▶ **STATED EXERCISE**: Restate every entry word for word.

▶ **MATERIAL PROVIDED**:
■ ■ ■ ■ ■

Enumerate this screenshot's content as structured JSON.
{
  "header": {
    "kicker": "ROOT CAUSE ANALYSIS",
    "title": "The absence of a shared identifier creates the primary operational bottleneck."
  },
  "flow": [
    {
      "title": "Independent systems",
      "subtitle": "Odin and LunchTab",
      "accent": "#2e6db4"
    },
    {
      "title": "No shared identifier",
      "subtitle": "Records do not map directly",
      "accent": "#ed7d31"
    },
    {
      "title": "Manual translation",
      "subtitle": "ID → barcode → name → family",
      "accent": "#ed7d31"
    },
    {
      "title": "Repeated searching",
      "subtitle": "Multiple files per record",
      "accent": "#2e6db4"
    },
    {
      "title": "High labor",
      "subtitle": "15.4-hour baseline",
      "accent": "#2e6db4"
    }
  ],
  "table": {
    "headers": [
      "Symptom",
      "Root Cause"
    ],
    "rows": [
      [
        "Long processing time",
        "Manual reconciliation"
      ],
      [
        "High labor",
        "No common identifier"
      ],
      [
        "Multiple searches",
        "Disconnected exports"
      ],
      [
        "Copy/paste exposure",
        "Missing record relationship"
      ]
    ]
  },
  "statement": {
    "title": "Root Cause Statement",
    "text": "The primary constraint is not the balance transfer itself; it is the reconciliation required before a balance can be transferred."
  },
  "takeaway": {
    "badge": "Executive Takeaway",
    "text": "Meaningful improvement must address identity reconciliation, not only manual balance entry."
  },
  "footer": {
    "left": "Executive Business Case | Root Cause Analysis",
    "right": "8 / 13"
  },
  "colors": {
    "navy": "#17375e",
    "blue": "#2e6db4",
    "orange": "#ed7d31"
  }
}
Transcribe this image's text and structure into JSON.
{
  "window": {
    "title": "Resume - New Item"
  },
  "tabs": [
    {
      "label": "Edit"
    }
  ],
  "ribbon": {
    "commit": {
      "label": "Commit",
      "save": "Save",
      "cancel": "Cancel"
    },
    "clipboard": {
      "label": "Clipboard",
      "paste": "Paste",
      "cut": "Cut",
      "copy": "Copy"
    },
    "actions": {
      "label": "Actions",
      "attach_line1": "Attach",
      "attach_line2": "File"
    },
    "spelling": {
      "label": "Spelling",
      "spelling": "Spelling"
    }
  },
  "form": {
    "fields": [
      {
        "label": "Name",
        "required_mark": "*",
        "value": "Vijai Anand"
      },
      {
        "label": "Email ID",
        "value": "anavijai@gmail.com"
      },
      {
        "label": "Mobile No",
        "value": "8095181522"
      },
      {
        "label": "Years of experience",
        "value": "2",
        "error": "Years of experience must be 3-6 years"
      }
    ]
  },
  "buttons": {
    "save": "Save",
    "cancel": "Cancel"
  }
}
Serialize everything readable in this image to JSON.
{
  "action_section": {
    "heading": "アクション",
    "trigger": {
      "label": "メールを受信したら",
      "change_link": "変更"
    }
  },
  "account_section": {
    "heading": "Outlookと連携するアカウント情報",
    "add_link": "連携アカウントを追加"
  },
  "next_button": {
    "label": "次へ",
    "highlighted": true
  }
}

■ ■ ■ ■ ■

▶ **TASK OUTPUT**:
Enumerate this screenshot's content as structured JSON.
{
  "header": {
    "kicker": "ROOT CAUSE ANALYSIS",
    "title": "The absence of a shared identifier creates the primary operational bottleneck."
  },
  "flow": [
    {
      "title": "Independent systems",
      "subtitle": "Odin and LunchTab",
      "accent": "#2e6db4"
    },
    {
      "title": "No shared identifier",
      "subtitle": "Records do not map directly",
      "accent": "#ed7d31"
    },
    {
      "title": "Manual translation",
      "subtitle": "ID → barcode → name → family",
      "accent": "#ed7d31"
    },
    {
      "title": "Repeated searching",
      "subtitle": "Multiple files per record",
      "accent": "#2e6db4"
    },
    {
      "title": "High labor",
      "subtitle": "15.4-hour baseline",
      "accent": "#2e6db4"
    }
  ],
  "table": {
    "headers": [
      "Symptom",
      "Root Cause"
    ],
    "rows": [
      [
        "Long processing time",
        "Manual reconciliation"
      ],
      [
        "High labor",
        "No common identifier"
      ],
      [
        "Multiple searches",
        "Disconnected exports"
      ],
      [
        "Copy/paste exposure",
        "Missing record relationship"
      ]
    ]
  },
  "statement": {
    "title": "Root Cause Statement",
    "text": "The primary constraint is not the balance transfer itself; it is the reconciliation required before a balance can be transferred."
  },
  "takeaway": {
    "badge": "Executive Takeaway",
    "text": "Meaningful improvement must address identity reconciliation, not only manual balance entry."
  },
  "footer": {
    "left": "Executive Business Case | Root Cause Analysis",
    "right": "8 / 13"
  },
  "colors": {
    "navy": "#17375e",
    "blue": "#2e6db4",
    "orange": "#ed7d31"
  }
}
Transcribe this image's text and structure into JSON.
{
  "window": {
    "title": "Resume - New Item"
  },
  "tabs": [
    {
      "label": "Edit"
    }
  ],
  "ribbon": {
    "commit": {
      "label": "Commit",
      "save": "Save",
      "cancel": "Cancel"
    },
    "clipboard": {
      "label": "Clipboard",
      "paste": "Paste",
      "cut": "Cut",
      "copy": "Copy"
    },
    "actions": {
      "label": "Actions",
      "attach_line1": "Attach",
      "attach_line2": "File"
    },
    "spelling": {
      "label": "Spelling",
      "spelling": "Spelling"
    }
  },
  "form": {
    "fields": [
      {
        "label": "Name",
        "required_mark": "*",
        "value": "Vijai Anand"
      },
      {
        "label": "Email ID",
        "value": "anavijai@gmail.com"
      },
      {
        "label": "Mobile No",
        "value": "8095181522"
      },
      {
        "label": "Years of experience",
        "value": "2",
        "error": "Years of experience must be 3-6 years"
      }
    ]
  },
  "buttons": {
    "save": "Save",
    "cancel": "Cancel"
  }
}
Serialize everything readable in this image to JSON.
{
  "action_section": {
    "heading": "アクション",
    "trigger": {
      "label": "メールを受信したら",
      "change_link": "変更"
    }
  },
  "account_section": {
    "heading": "Outlookと連携するアカウント情報",
    "add_link": "連携アカウントを追加"
  },
  "next_button": {
    "label": "次へ",
    "highlighted": true
  }
}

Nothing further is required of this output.